(Dataset excerpts)
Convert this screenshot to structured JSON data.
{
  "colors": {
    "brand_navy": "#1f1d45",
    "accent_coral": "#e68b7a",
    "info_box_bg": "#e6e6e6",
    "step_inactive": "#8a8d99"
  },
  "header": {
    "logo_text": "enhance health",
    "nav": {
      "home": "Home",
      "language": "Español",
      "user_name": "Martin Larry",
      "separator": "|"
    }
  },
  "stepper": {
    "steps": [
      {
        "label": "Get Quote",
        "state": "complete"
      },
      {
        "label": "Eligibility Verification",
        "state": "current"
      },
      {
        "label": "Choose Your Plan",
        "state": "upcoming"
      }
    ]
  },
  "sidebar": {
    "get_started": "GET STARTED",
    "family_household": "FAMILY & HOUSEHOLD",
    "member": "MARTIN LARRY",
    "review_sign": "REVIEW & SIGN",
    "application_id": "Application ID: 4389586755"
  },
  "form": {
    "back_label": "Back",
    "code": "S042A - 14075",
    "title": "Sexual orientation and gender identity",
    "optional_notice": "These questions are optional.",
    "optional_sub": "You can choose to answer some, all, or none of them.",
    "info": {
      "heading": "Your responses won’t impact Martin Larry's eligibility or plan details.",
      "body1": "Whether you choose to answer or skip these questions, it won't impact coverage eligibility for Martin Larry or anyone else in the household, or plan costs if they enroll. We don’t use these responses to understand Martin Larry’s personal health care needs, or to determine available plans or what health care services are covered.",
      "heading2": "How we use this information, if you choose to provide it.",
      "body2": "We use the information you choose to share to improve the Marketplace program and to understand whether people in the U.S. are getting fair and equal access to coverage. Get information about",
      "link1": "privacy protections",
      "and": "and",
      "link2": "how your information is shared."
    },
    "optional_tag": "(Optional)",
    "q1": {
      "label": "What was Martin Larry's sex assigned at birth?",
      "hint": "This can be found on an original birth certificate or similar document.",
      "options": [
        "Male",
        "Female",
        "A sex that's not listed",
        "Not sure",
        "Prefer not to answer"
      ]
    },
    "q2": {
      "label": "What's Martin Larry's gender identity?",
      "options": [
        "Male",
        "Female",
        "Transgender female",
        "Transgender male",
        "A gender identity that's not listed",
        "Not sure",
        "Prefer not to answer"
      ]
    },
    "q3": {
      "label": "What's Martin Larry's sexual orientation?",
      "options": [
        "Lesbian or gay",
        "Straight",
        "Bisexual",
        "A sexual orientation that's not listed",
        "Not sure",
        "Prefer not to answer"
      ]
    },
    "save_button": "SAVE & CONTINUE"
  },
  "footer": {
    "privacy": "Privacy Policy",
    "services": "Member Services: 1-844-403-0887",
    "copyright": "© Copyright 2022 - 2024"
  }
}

◆ What to do ◆
Output each entry precisely as given.

◆ Correct answer ◆
Convert this screenshot to structured JSON data.
{
  "colors": {
    "brand_navy": "#1f1d45",
    "accent_coral": "#e68b7a",
    "info_box_bg": "#e6e6e6",
    "step_inactive": "#8a8d99"
  },
  "header": {
    "logo_text": "enhance health",
    "nav": {
      "home": "Home",
      "language": "Español",
      "user_name": "Martin Larry",
      "separator": "|"
    }
  },
  "stepper": {
    "steps": [
      {
        "label": "Get Quote",
        "state": "complete"
      },
      {
        "label": "Eligibility Verification",
        "state": "current"
      },
      {
        "label": "Choose Your Plan",
        "state": "upcoming"
      }
    ]
  },
  "sidebar": {
    "get_started": "GET STARTED",
    "family_household": "FAMILY & HOUSEHOLD",
    "member": "MARTIN LARRY",
    "review_sign": "REVIEW & SIGN",
    "application_id": "Application ID: 4389586755"
  },
  "form": {
    "back_label": "Back",
    "code": "S042A - 14075",
    "title": "Sexual orientation and gender identity",
    "optional_notice": "These questions are optional.",
    "optional_sub": "You can choose to answer some, all, or none of them.",
    "info": {
      "heading": "Your responses won’t impact Martin Larry's eligibility or plan details.",
      "body1": "Whether you choose to answer or skip these questions, it won't impact coverage eligibility for Martin Larry or anyone else in the household, or plan costs if they enroll. We don’t use these responses to understand Martin Larry’s personal health care needs, or to determine available plans or what health care services are covered.",
      "heading2": "How we use this information, if you choose to provide it.",
      "body2": "We use the information you choose to share to improve the Marketplace program and to understand whether people in the U.S. are getting fair and equal access to coverage. Get information about",
      "link1": "privacy protections",
      "and": "and",
      "link2": "how your information is shared."
    },
    "optional_tag": "(Optional)",
    "q1": {
      "label": "What was Martin Larry's sex assigned at birth?",
      "hint": "This can be found on an original birth certificate or similar document.",
      "options": [
        "Male",
        "Female",
        "A sex that's not listed",
        "Not sure",
        "Prefer not to answer"
      ]
    },
    "q2": {
      "label": "What's Martin Larry's gender identity?",
      "options": [
        "Male",
        "Female",
        "Transgender female",
        "Transgender male",
        "A gender identity that's not listed",
        "Not sure",
        "Prefer not to answer"
      ]
    },
    "q3": {
      "label": "What's Martin Larry's sexual orientation?",
      "options": [
        "Lesbian or gay",
        "Straight",
        "Bisexual",
        "A sexual orientation that's not listed",
        "Not sure",
        "Prefer not to answer"
      ]
    },
    "save_button": "SAVE & CONTINUE"
  },
  "footer": {
    "privacy": "Privacy Policy",
    "services": "Member Services: 1-844-403-0887",
    "copyright": "© Copyright 2022 - 2024"
  }
}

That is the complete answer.